● Material for the task
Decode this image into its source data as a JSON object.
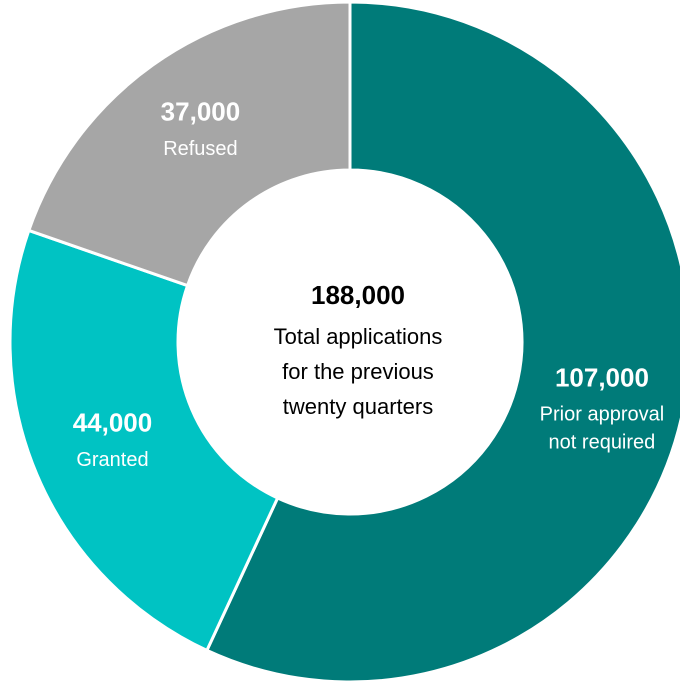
{
  "chart_data": {
    "type": "donut",
    "categories": [
      "Prior approval not required",
      "Granted",
      "Refused"
    ],
    "values": [
      107000,
      44000,
      37000
    ],
    "value_labels": [
      "107,000",
      "44,000",
      "37,000"
    ],
    "colors": [
      "#007b79",
      "#00c3c3",
      "#a6a6a6"
    ],
    "center_title": "188,000",
    "center_text": [
      "Total applications",
      "for the previous",
      "twenty quarters"
    ]
  }
}
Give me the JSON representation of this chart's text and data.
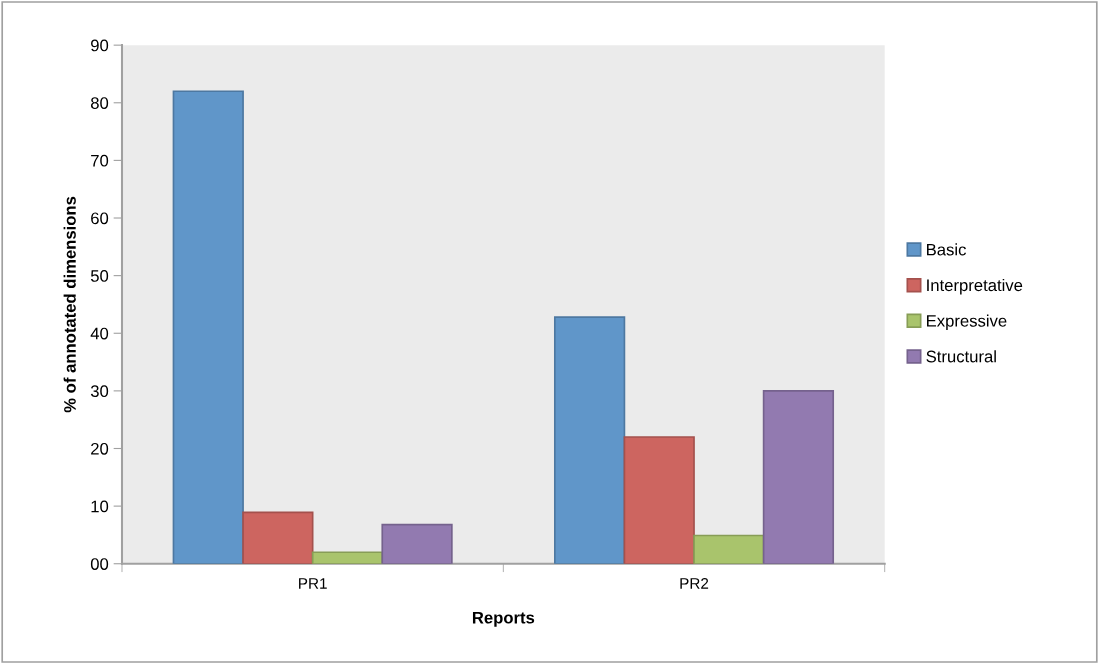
{
  "chart_data": {
    "type": "bar",
    "xlabel": "Reports",
    "ylabel": "% of annotated dimensions",
    "categories": [
      "PR1",
      "PR2"
    ],
    "series": [
      {
        "name": "Basic",
        "color": "#6096c9",
        "values": [
          82,
          42.8
        ]
      },
      {
        "name": "Interpretative",
        "color": "#cd6560",
        "values": [
          8.9,
          22
        ]
      },
      {
        "name": "Expressive",
        "color": "#a9c46c",
        "values": [
          2,
          4.9
        ]
      },
      {
        "name": "Structural",
        "color": "#927ab0",
        "values": [
          6.8,
          30
        ]
      }
    ],
    "ylim": [
      0,
      90
    ],
    "yticks": [
      {
        "value": 0,
        "label": "00"
      },
      10,
      20,
      30,
      40,
      50,
      60,
      70,
      80,
      90
    ],
    "grid": false,
    "legend": "right"
  }
}
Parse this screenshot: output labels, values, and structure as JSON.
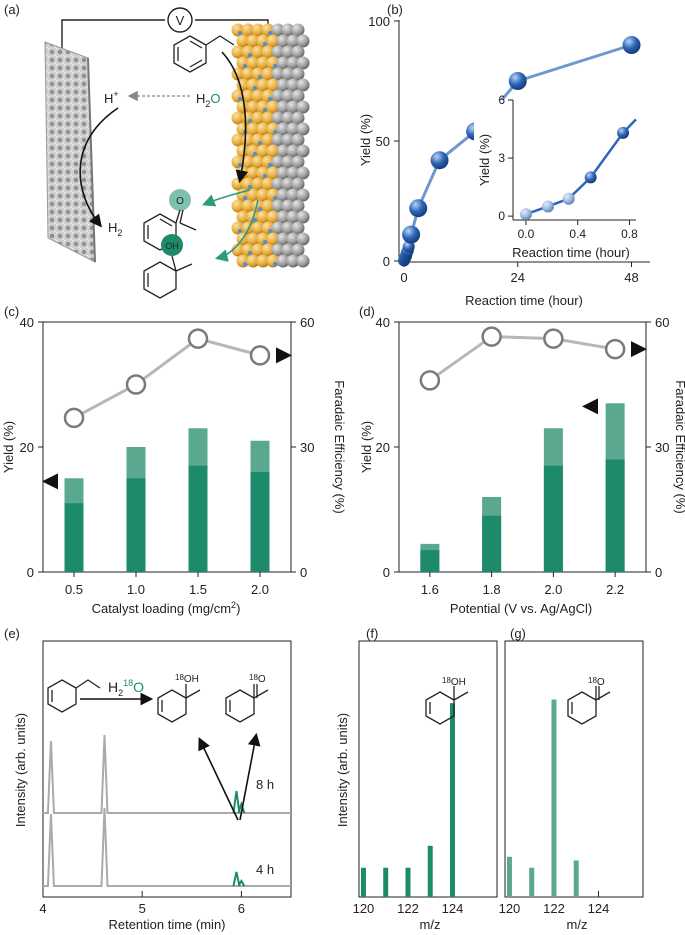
{
  "colors": {
    "axis": "#222222",
    "blue_dark": "#2f66b8",
    "blue_line": "#6f97cf",
    "blue_light": "#a8c3e6",
    "teal_dark": "#1e8a6c",
    "teal_light": "#5ba891",
    "gray_line": "#b7b7b7",
    "gray_marker": "#7a7a7a",
    "chrom_gray": "#aaaaaa",
    "gold": "#e5a835",
    "water_blue": "#4a90d9"
  },
  "panel_a": {
    "label": "(a)",
    "voltmeter": "V",
    "proton": "H",
    "proton_sup": "+",
    "water_pre": "H",
    "water_sub": "2",
    "water_o": "O",
    "hydrogen": "H",
    "hydrogen_sub": "2",
    "ketone_o": "O",
    "alcohol_oh": "OH"
  },
  "panel_e": {
    "label": "(e)",
    "water_label_h": "H",
    "water_label_sub": "2",
    "water_label_sup": "18",
    "water_label_o": "O",
    "alcohol_sup": "18",
    "alcohol_oh": "OH",
    "ketone_sup": "18",
    "ketone_o": "O"
  },
  "panel_f_struct": {
    "sup": "18",
    "text": "OH"
  },
  "panel_g_struct": {
    "sup": "18",
    "text": "O"
  },
  "chart_data": [
    {
      "panel": "(b)",
      "type": "line",
      "title": "",
      "xlabel": "Reaction time (hour)",
      "ylabel": "Yield (%)",
      "xlim": [
        0,
        50
      ],
      "ylim": [
        0,
        100
      ],
      "xticks": [
        "0",
        "24",
        "48"
      ],
      "yticks": [
        "0",
        "50",
        "100"
      ],
      "x": [
        0,
        0.1,
        0.2,
        0.3,
        0.4,
        0.5,
        0.6,
        0.8,
        1.0,
        1.5,
        3,
        7.5,
        15,
        24,
        48
      ],
      "y": [
        0.2,
        0.7,
        1.2,
        1.5,
        2.0,
        2.7,
        3.5,
        4.3,
        6,
        11,
        22,
        42,
        54,
        75,
        90
      ],
      "inset": {
        "xlabel": "Reaction time (hour)",
        "ylabel": "Yield (%)",
        "xlim": [
          -0.1,
          0.85
        ],
        "ylim": [
          -0.2,
          6
        ],
        "xticks": [
          "0.0",
          "0.4",
          "0.8"
        ],
        "yticks": [
          "0",
          "3",
          "6"
        ],
        "x": [
          0,
          0.17,
          0.33,
          0.5,
          0.75,
          0.85
        ],
        "y": [
          0.1,
          0.5,
          0.9,
          2.0,
          4.3,
          5.0
        ],
        "points_drawn": 5
      }
    },
    {
      "panel": "(c)",
      "type": "bar",
      "xlabel": "Catalyst loading (mg/cm",
      "xlabel_sup": "2",
      "xlabel_end": ")",
      "ylabel": "Yield (%)",
      "y2label": "Faradaic Efficiency (%)",
      "categories": [
        "0.5",
        "1.0",
        "1.5",
        "2.0"
      ],
      "ylim": [
        0,
        40
      ],
      "yticks": [
        "0",
        "20",
        "40"
      ],
      "y2lim": [
        0,
        60
      ],
      "y2ticks": [
        "0",
        "30",
        "60"
      ],
      "series": [
        {
          "name": "total yield",
          "values": [
            15,
            20,
            23,
            21
          ]
        },
        {
          "name": "alcohol yield",
          "values": [
            11,
            15,
            17,
            16
          ]
        },
        {
          "name": "Faradaic efficiency",
          "axis": "right",
          "values": [
            37,
            45,
            56,
            52
          ]
        }
      ],
      "arrow_left_yield": 14.5,
      "arrow_right_fe": 52
    },
    {
      "panel": "(d)",
      "type": "bar",
      "xlabel": "Potential (V vs. Ag/AgCl)",
      "ylabel": "Yield (%)",
      "y2label": "Faradaic Efficiency (%)",
      "categories": [
        "1.6",
        "1.8",
        "2.0",
        "2.2"
      ],
      "ylim": [
        0,
        40
      ],
      "yticks": [
        "0",
        "20",
        "40"
      ],
      "y2lim": [
        0,
        60
      ],
      "y2ticks": [
        "0",
        "30",
        "60"
      ],
      "series": [
        {
          "name": "total yield",
          "values": [
            4.5,
            12,
            23,
            27
          ]
        },
        {
          "name": "alcohol yield",
          "values": [
            3.5,
            9,
            17,
            18
          ]
        },
        {
          "name": "Faradaic efficiency",
          "axis": "right",
          "values": [
            46,
            56.5,
            56,
            53.5
          ]
        }
      ],
      "arrow_left_yield": 26.5,
      "arrow_right_fe": 53.5
    },
    {
      "panel": "(e)",
      "type": "line",
      "xlabel": "Retention time (min)",
      "ylabel": "Intensity (arb. units)",
      "xlim": [
        4,
        6.5
      ],
      "xticks": [
        "4",
        "5",
        "6"
      ],
      "traces": [
        {
          "name": "8 h",
          "label": "8 h"
        },
        {
          "name": "4 h",
          "label": "4 h"
        }
      ],
      "peaks_gray": [
        4.08,
        4.62
      ],
      "peaks_teal": [
        5.95,
        6.0
      ]
    },
    {
      "panel": "(f)",
      "type": "bar",
      "xlabel": "m/z",
      "ylabel": "Intensity (arb. units)",
      "xlim": [
        119.8,
        126
      ],
      "xticks": [
        "120",
        "122",
        "124"
      ],
      "x": [
        120,
        121,
        122,
        123,
        124
      ],
      "values": [
        8,
        8,
        8,
        14,
        53
      ]
    },
    {
      "panel": "(g)",
      "type": "bar",
      "xlabel": "m/z",
      "ylabel": "",
      "xlim": [
        119.8,
        126
      ],
      "xticks": [
        "120",
        "122",
        "124"
      ],
      "x": [
        120,
        121,
        122,
        123
      ],
      "values": [
        11,
        8,
        54,
        10
      ]
    }
  ]
}
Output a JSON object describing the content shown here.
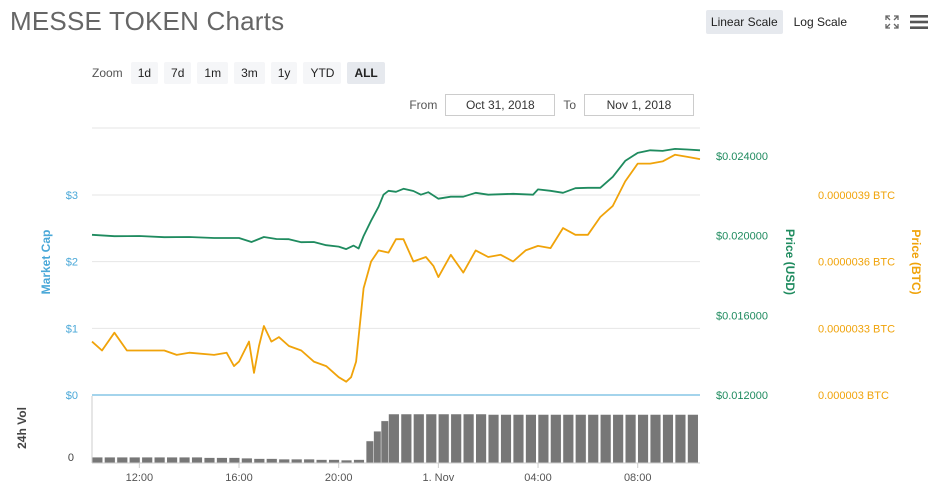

● Objective
Go through the listing above and write it out again exactly, dropping the pictures.

● Written solution
Decode this image into its source data as a JSON object.
{
  "chart_data": {
    "type": "donut",
    "categories": [
      "Prior approval not required",
      "Granted",
      "Refused"
    ],
    "values": [
      107000,
      44000,
      37000
    ],
    "value_labels": [
      "107,000",
      "44,000",
      "37,000"
    ],
    "colors": [
      "#007b79",
      "#00c3c3",
      "#a6a6a6"
    ],
    "center_title": "188,000",
    "center_text": [
      "Total applications",
      "for the previous",
      "twenty quarters"
    ]
  }
}
Give me the JSON representation of this chart's text and data.
{
  "chart_data": {
    "type": "bar",
    "xlabel": "Reports",
    "ylabel": "% of annotated dimensions",
    "categories": [
      "PR1",
      "PR2"
    ],
    "series": [
      {
        "name": "Basic",
        "color": "#6096c9",
        "values": [
          82,
          42.8
        ]
      },
      {
        "name": "Interpretative",
        "color": "#cd6560",
        "values": [
          8.9,
          22
        ]
      },
      {
        "name": "Expressive",
        "color": "#a9c46c",
        "values": [
          2,
          4.9
        ]
      },
      {
        "name": "Structural",
        "color": "#927ab0",
        "values": [
          6.8,
          30
        ]
      }
    ],
    "ylim": [
      0,
      90
    ],
    "yticks": [
      {
        "value": 0,
        "label": "00"
      },
      10,
      20,
      30,
      40,
      50,
      60,
      70,
      80,
      90
    ],
    "grid": false,
    "legend": "right"
  }
}
Parse this screenshot: output labels, values, and structure as JSON.
{
  "colors": {
    "axis": "#222222",
    "blue_dark": "#2f66b8",
    "blue_line": "#6f97cf",
    "blue_light": "#a8c3e6",
    "teal_dark": "#1e8a6c",
    "teal_light": "#5ba891",
    "gray_line": "#b7b7b7",
    "gray_marker": "#7a7a7a",
    "chrom_gray": "#aaaaaa",
    "gold": "#e5a835",
    "water_blue": "#4a90d9"
  },
  "panel_a": {
    "label": "(a)",
    "voltmeter": "V",
    "proton": "H",
    "proton_sup": "+",
    "water_pre": "H",
    "water_sub": "2",
    "water_o": "O",
    "hydrogen": "H",
    "hydrogen_sub": "2",
    "ketone_o": "O",
    "alcohol_oh": "OH"
  },
  "panel_e": {
    "label": "(e)",
    "water_label_h": "H",
    "water_label_sub": "2",
    "water_label_sup": "18",
    "water_label_o": "O",
    "alcohol_sup": "18",
    "alcohol_oh": "OH",
    "ketone_sup": "18",
    "ketone_o": "O"
  },
  "panel_f_struct": {
    "sup": "18",
    "text": "OH"
  },
  "panel_g_struct": {
    "sup": "18",
    "text": "O"
  },
  "chart_data": [
    {
      "panel": "(b)",
      "type": "line",
      "title": "",
      "xlabel": "Reaction time (hour)",
      "ylabel": "Yield (%)",
      "xlim": [
        0,
        50
      ],
      "ylim": [
        0,
        100
      ],
      "xticks": [
        "0",
        "24",
        "48"
      ],
      "yticks": [
        "0",
        "50",
        "100"
      ],
      "x": [
        0,
        0.1,
        0.2,
        0.3,
        0.4,
        0.5,
        0.6,
        0.8,
        1.0,
        1.5,
        3,
        7.5,
        15,
        24,
        48
      ],
      "y": [
        0.2,
        0.7,
        1.2,
        1.5,
        2.0,
        2.7,
        3.5,
        4.3,
        6,
        11,
        22,
        42,
        54,
        75,
        90
      ],
      "inset": {
        "xlabel": "Reaction time (hour)",
        "ylabel": "Yield (%)",
        "xlim": [
          -0.1,
          0.85
        ],
        "ylim": [
          -0.2,
          6
        ],
        "xticks": [
          "0.0",
          "0.4",
          "0.8"
        ],
        "yticks": [
          "0",
          "3",
          "6"
        ],
        "x": [
          0,
          0.17,
          0.33,
          0.5,
          0.75,
          0.85
        ],
        "y": [
          0.1,
          0.5,
          0.9,
          2.0,
          4.3,
          5.0
        ],
        "points_drawn": 5
      }
    },
    {
      "panel": "(c)",
      "type": "bar",
      "xlabel": "Catalyst loading (mg/cm",
      "xlabel_sup": "2",
      "xlabel_end": ")",
      "ylabel": "Yield (%)",
      "y2label": "Faradaic Efficiency (%)",
      "categories": [
        "0.5",
        "1.0",
        "1.5",
        "2.0"
      ],
      "ylim": [
        0,
        40
      ],
      "yticks": [
        "0",
        "20",
        "40"
      ],
      "y2lim": [
        0,
        60
      ],
      "y2ticks": [
        "0",
        "30",
        "60"
      ],
      "series": [
        {
          "name": "total yield",
          "values": [
            15,
            20,
            23,
            21
          ]
        },
        {
          "name": "alcohol yield",
          "values": [
            11,
            15,
            17,
            16
          ]
        },
        {
          "name": "Faradaic efficiency",
          "axis": "right",
          "values": [
            37,
            45,
            56,
            52
          ]
        }
      ],
      "arrow_left_yield": 14.5,
      "arrow_right_fe": 52
    },
    {
      "panel": "(d)",
      "type": "bar",
      "xlabel": "Potential (V vs. Ag/AgCl)",
      "ylabel": "Yield (%)",
      "y2label": "Faradaic Efficiency (%)",
      "categories": [
        "1.6",
        "1.8",
        "2.0",
        "2.2"
      ],
      "ylim": [
        0,
        40
      ],
      "yticks": [
        "0",
        "20",
        "40"
      ],
      "y2lim": [
        0,
        60
      ],
      "y2ticks": [
        "0",
        "30",
        "60"
      ],
      "series": [
        {
          "name": "total yield",
          "values": [
            4.5,
            12,
            23,
            27
          ]
        },
        {
          "name": "alcohol yield",
          "values": [
            3.5,
            9,
            17,
            18
          ]
        },
        {
          "name": "Faradaic efficiency",
          "axis": "right",
          "values": [
            46,
            56.5,
            56,
            53.5
          ]
        }
      ],
      "arrow_left_yield": 26.5,
      "arrow_right_fe": 53.5
    },
    {
      "panel": "(e)",
      "type": "line",
      "xlabel": "Retention time (min)",
      "ylabel": "Intensity (arb. units)",
      "xlim": [
        4,
        6.5
      ],
      "xticks": [
        "4",
        "5",
        "6"
      ],
      "traces": [
        {
          "name": "8 h",
          "label": "8 h"
        },
        {
          "name": "4 h",
          "label": "4 h"
        }
      ],
      "peaks_gray": [
        4.08,
        4.62
      ],
      "peaks_teal": [
        5.95,
        6.0
      ]
    },
    {
      "panel": "(f)",
      "type": "bar",
      "xlabel": "m/z",
      "ylabel": "Intensity (arb. units)",
      "xlim": [
        119.8,
        126
      ],
      "xticks": [
        "120",
        "122",
        "124"
      ],
      "x": [
        120,
        121,
        122,
        123,
        124
      ],
      "values": [
        8,
        8,
        8,
        14,
        53
      ]
    },
    {
      "panel": "(g)",
      "type": "bar",
      "xlabel": "m/z",
      "ylabel": "",
      "xlim": [
        119.8,
        126
      ],
      "xticks": [
        "120",
        "122",
        "124"
      ],
      "x": [
        120,
        121,
        122,
        123
      ],
      "values": [
        11,
        8,
        54,
        10
      ]
    }
  ]
}
Output a JSON object describing the content shown here.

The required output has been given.